#### TEXTO

Por lo tanto, nuestros proyectos no son tanto fruto de la estrategia, de la observación de la realidad, de generosos impulsos por el bien de los demás, sino, sobre todo, fruto de la contemplación, es decir, de asumir el mismo punto de vista que Dios, sobre nosotros mismos, sobre los otros y sobre el mundo.
La contemplación proviene de una verdadera oración personal y comunitaria, de un discernimiento maduro de la voluntad de Dios para comprender lo que él nos llama a ser y a hacer por el bien de los demás.
Así la acción pastoral por el bien del otro, como es la misma visita de María a Isabel, brota de una oración íntima, un «cor ad cor loquitur» —el corazón que habla al corazón (san Francisco de Sales)—. La acción, entonces, es la continuación de la relación que se funda y brota de la fe y del amor. Es un respirar el Espíritu Santo, es salida de sí mismos para acceder a una relación trinitaria en la que Dios mismo habla a nuestro corazón e inspira nuestras acciones hacia los demás.
En su raíz más profunda, por tanto, todo proyecto pastoral, toda acción de caridad que queramos poner en marcha, sería una acción superficial si no fuera fruto de una vocación, de una llamada del Padre, que provoca en el Hijo un vaciamiento de sí y que da así espacio a la acción del Espíritu dentro de nosotros y a través de nosotros. Es fundamental favorecer ese verdadero movimiento que mueve nuestras propuestas y procesos, un movimiento que comienza por nuestro amor a Dios como respuesta al «amor que Dios ha derramado en nuestros corazones» (Rom 5,5).
Contemplación y conocimiento de Dios, meditación y proyecto pastoral significan, por tanto, buscar el rostro de Dios y buscarlo en el hermano, en quien encontramos, en quien nos pide ayuda, en quien grita con su ser necesitado. Contemplación, entonces, es asumir la mirada de Dios, ver como Dios ve, y tener así los mismos sentimientos de Jesús, único que ve y conoce al Padre, y cumple siempre su voluntad. ¿Acaso puede el discípulo ser más que el Maestro, vivir otras formas de hacer crecer el Reino?
¡Qué frecuente y doloroso es ver el peligro de un compromiso pastoral que no esté arraigado en una vida de oración, de acogida en nosotros del Espíritu de Jesús! Sabemos bien que cuando esto sucede, es decir, cuando no escuchamos a Dios, terminamos en un laberinto de activismo sin parar.
Superar las fronteras
Esta apertura supera fronteras: las geográficas, las culturales, las psicológicas, las religiosas. La verdadera disponibilidad es siempre un «éxodo», un salir de uno mismo, de los propios esquemas, del propio lenguaje espiritual. No teme lo diferente, sino que lo busca, lo acoge, porque reconoce en el otro a un hermano, a una hermana.
María debe salir de casa para hacer realidad el anuncio en el que ha creído y al que se ha entregado. Casi se podría decir que no solo el anuncio recibido provoca en ella la necesidad de ir a Isabel, sino que, en cierto sentido, si no hubiera ido a su prima, el anuncio no habría sido verdadero hasta el fondo porque la gracia recibida no hubiera sido fecunda completamente.

#### EJERCICIOS
• A. En el texto sobre la contemplación, ¿de qué proviene la contemplación?
• B. Transcribe del texto todo lo que va desde «Por lo tanto, nuestros» hasta «sobre el mundo.».

#### EXTRACTO DEL LISTADO

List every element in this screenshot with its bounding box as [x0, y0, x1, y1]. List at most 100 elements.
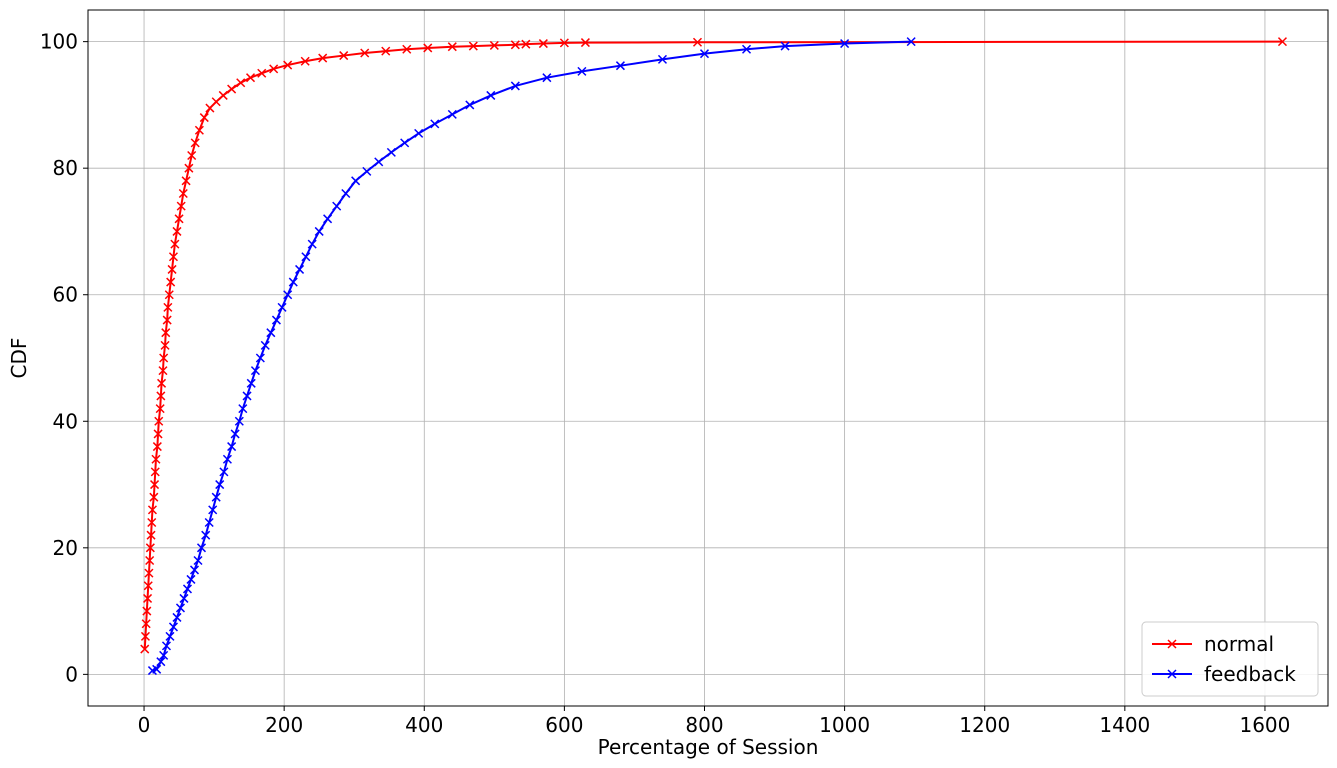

#### SOLUCIONES COMPLETAS
• A. Proviene de una verdadera oración personal y comunitaria y de un discernimiento maduro de la voluntad de Dios.

• B.
Por lo tanto, nuestros proyectos no son tanto fruto de la estrategia, de la observación de la realidad, de generosos impulsos por el bien de los demás, sino, sobre todo, fruto de la contemplación, es decir, de asumir el mismo punto de vista que Dios, sobre nosotros mismos, sobre los otros y sobre el mundo.